Requirement ▸
Find the lines holding "nGesundheitsproblemen" and copy them.
___
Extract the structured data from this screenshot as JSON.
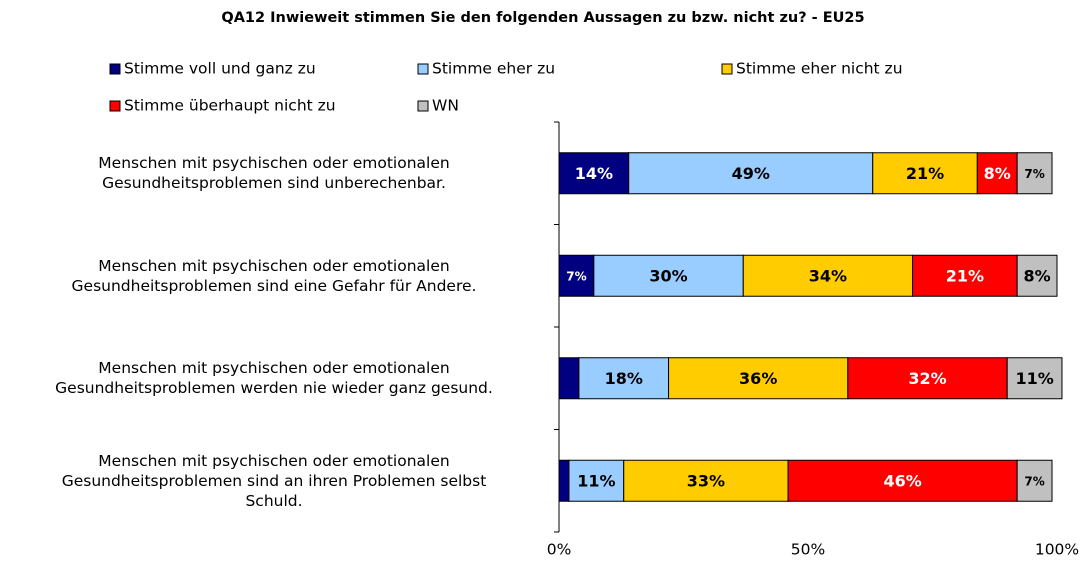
{
  "chart_data": {
    "type": "stacked-bar-horizontal",
    "title": "QA12 Inwieweit stimmen Sie den folgenden Aussagen zu bzw. nicht zu? - EU25",
    "categories": [
      "Menschen mit psychischen oder emotionalen\nGesundheitsproblemen sind unberechenbar.",
      "Menschen mit psychischen oder emotionalen\nGesundheitsproblemen sind eine Gefahr für Andere.",
      "Menschen mit psychischen oder emotionalen\nGesundheitsproblemen werden nie wieder ganz gesund.",
      "Menschen mit psychischen oder emotionalen\nGesundheitsproblemen sind an ihren Problemen selbst\nSchuld."
    ],
    "series": [
      {
        "name": "Stimme voll und ganz zu",
        "color": "#000080",
        "values": [
          14,
          7,
          4,
          2
        ],
        "value_labels": [
          "14%",
          "7%",
          null,
          null
        ]
      },
      {
        "name": "Stimme eher zu",
        "color": "#99ccff",
        "values": [
          49,
          30,
          18,
          11
        ],
        "value_labels": [
          "49%",
          "30%",
          "18%",
          "11%"
        ]
      },
      {
        "name": "Stimme eher nicht zu",
        "color": "#ffcc00",
        "values": [
          21,
          34,
          36,
          33
        ],
        "value_labels": [
          "21%",
          "34%",
          "36%",
          "33%"
        ]
      },
      {
        "name": "Stimme überhaupt nicht zu",
        "color": "#ff0000",
        "values": [
          8,
          21,
          32,
          46
        ],
        "value_labels": [
          "8%",
          "21%",
          "32%",
          "46%"
        ]
      },
      {
        "name": "WN",
        "color": "#c0c0c0",
        "values": [
          7,
          8,
          11,
          7
        ],
        "value_labels": [
          "7%",
          "8%",
          "11%",
          "7%"
        ]
      }
    ],
    "xlim": [
      0,
      100
    ],
    "xticks": [
      {
        "value": 0,
        "label": "0%"
      },
      {
        "value": 50,
        "label": "50%"
      },
      {
        "value": 100,
        "label": "100%"
      }
    ]
  }
}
___
Full answer ▸
      "Menschen mit psychischen oder emotionalen\nGesundheitsproblemen sind unberechenbar.",
      "Menschen mit psychischen oder emotionalen\nGesundheitsproblemen sind eine Gefahr für Andere.",
      "Menschen mit psychischen oder emotionalen\nGesundheitsproblemen werden nie wieder ganz gesund.",
      "Menschen mit psychischen oder emotionalen\nGesundheitsproblemen sind an ihren Problemen selbst\nSchuld."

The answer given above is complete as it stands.